TO BE DONE -
Locate the word "sans" in the material, then show every line that holds it.

/---

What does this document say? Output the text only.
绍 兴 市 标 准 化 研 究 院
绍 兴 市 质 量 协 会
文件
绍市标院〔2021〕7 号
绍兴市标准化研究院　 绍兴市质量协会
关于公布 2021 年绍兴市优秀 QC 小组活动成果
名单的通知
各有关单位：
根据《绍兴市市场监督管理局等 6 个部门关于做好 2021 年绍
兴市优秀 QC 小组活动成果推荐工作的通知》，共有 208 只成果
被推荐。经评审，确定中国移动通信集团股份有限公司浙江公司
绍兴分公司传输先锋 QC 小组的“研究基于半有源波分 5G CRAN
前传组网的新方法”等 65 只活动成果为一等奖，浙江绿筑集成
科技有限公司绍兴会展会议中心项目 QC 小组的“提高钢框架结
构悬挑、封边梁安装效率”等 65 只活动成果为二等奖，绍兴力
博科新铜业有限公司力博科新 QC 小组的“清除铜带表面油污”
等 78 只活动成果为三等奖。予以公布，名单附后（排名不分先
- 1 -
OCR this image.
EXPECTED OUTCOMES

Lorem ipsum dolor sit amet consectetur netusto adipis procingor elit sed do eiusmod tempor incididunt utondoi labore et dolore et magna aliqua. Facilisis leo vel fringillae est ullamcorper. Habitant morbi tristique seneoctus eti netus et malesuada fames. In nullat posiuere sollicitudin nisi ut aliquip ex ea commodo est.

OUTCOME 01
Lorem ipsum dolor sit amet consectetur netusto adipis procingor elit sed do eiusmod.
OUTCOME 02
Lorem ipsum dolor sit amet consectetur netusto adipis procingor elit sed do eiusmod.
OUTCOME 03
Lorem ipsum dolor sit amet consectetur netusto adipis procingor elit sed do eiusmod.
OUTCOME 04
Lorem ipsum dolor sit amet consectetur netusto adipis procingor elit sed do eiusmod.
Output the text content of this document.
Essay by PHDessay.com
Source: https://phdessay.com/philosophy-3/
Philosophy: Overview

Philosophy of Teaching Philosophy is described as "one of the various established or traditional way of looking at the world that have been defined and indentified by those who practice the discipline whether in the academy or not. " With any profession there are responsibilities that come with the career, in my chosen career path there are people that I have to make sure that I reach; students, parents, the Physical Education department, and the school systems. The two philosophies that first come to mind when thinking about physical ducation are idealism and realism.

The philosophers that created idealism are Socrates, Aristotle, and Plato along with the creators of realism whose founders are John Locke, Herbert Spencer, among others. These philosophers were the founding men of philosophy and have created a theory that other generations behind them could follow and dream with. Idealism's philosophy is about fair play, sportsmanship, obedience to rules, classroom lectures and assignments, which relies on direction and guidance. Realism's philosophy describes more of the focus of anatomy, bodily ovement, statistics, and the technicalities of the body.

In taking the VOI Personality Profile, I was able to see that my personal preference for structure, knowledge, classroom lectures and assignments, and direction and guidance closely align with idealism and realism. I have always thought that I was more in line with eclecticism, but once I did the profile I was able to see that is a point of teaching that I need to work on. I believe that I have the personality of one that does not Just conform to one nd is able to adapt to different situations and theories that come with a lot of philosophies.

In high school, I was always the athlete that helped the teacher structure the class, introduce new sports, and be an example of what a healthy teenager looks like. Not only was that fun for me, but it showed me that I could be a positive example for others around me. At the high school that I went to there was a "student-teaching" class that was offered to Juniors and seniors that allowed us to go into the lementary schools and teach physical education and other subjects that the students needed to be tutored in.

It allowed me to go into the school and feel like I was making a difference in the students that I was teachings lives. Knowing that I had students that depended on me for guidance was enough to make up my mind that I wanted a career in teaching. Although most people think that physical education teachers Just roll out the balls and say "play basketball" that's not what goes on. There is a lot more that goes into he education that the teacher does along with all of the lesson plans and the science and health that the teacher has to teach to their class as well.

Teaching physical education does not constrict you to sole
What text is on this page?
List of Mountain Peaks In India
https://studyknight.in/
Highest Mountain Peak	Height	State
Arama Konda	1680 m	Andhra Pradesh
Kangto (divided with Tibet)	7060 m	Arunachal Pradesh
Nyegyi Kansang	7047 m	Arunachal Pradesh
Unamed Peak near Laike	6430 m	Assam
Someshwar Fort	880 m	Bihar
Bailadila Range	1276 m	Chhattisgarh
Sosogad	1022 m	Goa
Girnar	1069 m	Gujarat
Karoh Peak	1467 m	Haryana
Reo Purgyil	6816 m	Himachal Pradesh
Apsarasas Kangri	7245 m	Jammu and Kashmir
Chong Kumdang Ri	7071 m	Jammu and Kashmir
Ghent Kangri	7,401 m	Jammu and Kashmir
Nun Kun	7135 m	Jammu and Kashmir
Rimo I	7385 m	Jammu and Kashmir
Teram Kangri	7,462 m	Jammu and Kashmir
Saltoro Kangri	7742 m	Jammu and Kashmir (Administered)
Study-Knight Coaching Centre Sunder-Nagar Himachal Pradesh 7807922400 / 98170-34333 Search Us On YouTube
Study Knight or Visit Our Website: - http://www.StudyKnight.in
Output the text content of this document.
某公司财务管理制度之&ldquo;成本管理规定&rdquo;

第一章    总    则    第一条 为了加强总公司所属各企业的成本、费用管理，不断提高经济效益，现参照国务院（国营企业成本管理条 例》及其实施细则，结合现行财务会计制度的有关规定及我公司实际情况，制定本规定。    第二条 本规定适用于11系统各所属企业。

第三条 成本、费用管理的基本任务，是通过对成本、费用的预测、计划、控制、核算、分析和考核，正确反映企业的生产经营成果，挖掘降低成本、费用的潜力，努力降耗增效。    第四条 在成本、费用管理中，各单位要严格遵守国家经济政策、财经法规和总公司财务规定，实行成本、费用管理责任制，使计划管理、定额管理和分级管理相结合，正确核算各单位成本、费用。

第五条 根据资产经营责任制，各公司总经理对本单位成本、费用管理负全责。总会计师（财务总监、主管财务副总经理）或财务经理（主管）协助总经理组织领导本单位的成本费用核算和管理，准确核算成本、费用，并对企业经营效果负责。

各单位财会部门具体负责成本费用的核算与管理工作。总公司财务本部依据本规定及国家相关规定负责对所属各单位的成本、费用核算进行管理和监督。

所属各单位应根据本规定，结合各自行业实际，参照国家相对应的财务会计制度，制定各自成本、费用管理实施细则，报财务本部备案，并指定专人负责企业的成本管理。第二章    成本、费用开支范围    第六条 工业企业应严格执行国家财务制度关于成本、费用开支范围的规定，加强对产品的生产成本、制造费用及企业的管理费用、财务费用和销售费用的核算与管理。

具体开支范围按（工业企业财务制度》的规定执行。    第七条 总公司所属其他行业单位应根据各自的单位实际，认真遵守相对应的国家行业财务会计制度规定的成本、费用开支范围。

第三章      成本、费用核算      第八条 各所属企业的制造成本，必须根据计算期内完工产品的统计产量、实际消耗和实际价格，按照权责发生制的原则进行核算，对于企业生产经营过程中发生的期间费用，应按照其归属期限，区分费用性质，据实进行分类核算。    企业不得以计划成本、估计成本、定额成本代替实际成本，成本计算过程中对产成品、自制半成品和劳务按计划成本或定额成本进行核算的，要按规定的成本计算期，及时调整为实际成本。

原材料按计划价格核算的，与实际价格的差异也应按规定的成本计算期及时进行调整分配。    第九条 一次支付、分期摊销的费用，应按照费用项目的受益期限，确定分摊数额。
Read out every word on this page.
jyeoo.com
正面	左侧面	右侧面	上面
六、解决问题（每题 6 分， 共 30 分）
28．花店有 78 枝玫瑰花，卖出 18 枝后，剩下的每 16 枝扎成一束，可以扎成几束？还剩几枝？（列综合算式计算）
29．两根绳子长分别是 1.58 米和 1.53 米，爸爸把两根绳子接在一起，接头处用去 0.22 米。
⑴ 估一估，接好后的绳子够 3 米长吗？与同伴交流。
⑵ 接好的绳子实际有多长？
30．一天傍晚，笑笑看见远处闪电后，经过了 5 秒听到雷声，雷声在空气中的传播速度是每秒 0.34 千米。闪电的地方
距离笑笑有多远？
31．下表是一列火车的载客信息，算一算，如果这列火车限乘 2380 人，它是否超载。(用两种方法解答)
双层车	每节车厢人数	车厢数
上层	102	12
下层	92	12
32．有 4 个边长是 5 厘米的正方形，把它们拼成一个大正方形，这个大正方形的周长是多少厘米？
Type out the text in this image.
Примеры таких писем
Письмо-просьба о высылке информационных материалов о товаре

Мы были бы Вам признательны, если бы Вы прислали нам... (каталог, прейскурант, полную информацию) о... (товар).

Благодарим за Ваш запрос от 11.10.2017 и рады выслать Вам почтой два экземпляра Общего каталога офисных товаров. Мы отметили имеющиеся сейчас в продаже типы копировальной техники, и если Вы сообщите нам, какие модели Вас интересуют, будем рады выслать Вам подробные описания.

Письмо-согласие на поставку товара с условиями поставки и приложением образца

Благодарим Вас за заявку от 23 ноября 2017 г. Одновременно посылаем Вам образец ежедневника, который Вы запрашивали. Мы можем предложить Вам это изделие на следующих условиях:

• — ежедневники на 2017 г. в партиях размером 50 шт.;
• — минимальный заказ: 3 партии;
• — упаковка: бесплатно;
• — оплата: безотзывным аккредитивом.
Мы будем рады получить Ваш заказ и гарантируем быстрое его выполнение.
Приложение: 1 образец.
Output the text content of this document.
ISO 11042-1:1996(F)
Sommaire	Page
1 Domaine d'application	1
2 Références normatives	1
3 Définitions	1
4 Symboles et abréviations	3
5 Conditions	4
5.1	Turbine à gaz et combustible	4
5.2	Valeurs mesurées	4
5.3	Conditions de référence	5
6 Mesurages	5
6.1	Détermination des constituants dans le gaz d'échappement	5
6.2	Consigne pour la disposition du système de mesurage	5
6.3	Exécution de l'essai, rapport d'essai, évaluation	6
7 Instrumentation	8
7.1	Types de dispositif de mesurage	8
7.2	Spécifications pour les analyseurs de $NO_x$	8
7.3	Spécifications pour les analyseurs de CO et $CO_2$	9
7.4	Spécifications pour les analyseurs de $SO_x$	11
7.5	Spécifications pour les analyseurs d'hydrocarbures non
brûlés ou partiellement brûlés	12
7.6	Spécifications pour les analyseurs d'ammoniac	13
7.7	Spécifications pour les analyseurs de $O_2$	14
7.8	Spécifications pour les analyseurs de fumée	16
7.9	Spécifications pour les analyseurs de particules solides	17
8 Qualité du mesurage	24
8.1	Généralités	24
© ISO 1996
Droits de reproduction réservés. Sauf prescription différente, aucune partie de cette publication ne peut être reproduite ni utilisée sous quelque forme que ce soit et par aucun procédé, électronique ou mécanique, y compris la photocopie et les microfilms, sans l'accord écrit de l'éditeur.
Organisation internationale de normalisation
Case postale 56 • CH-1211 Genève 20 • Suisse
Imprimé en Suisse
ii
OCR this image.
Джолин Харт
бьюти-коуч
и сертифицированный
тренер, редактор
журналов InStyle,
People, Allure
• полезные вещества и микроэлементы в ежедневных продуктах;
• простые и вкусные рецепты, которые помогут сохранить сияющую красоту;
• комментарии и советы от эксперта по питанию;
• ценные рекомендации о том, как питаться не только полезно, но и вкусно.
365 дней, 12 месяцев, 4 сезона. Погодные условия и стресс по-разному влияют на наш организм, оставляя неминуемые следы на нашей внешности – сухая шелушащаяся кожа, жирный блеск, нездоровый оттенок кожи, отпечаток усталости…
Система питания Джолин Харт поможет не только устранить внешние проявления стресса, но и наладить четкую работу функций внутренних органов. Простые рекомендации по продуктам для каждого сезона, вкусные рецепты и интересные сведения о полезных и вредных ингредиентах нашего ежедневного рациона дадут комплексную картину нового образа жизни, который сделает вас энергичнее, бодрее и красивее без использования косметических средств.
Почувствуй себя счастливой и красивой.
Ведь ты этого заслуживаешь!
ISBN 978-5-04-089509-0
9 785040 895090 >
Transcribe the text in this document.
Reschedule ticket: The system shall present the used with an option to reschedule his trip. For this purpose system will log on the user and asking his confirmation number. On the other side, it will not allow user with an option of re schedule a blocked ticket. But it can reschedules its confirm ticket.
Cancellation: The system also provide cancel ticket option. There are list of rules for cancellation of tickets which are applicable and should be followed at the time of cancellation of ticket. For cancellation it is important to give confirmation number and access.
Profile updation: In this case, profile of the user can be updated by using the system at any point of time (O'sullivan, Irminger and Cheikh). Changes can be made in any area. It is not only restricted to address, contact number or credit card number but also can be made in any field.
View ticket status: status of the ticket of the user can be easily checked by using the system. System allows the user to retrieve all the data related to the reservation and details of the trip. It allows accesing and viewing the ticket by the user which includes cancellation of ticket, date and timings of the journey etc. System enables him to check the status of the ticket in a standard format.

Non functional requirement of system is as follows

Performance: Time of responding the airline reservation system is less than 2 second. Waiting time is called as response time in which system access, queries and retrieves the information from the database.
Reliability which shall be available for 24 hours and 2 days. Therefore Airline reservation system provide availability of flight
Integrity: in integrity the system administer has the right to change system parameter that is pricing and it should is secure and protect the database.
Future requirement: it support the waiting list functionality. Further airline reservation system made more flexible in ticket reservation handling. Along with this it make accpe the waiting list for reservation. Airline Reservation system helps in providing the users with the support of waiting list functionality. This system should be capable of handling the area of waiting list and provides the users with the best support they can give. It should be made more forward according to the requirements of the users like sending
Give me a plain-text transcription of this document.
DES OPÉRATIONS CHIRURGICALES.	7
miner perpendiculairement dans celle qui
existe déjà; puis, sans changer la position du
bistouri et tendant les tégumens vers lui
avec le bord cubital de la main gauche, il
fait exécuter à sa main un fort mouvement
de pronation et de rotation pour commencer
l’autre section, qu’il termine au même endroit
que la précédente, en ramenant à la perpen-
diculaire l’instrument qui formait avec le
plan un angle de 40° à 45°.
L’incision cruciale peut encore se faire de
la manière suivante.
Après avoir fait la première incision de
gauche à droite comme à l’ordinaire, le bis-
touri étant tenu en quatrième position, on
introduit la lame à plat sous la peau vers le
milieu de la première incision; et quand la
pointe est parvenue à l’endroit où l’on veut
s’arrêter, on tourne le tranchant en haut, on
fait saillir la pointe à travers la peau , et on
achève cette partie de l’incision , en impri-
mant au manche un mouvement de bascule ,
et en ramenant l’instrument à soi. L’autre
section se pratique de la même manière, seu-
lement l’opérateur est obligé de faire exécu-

\---

ANSWER -
Droits de reproduction réservés. Sauf prescription différente, aucune partie de cette publication ne peut être reproduite ni utilisée sous quelque forme que ce soit et par aucun procédé, électronique ou mécanique, y compris la photocopie et les microfilms, sans l'accord écrit de l'éditeur.
existe déjà; puis, sans changer la position du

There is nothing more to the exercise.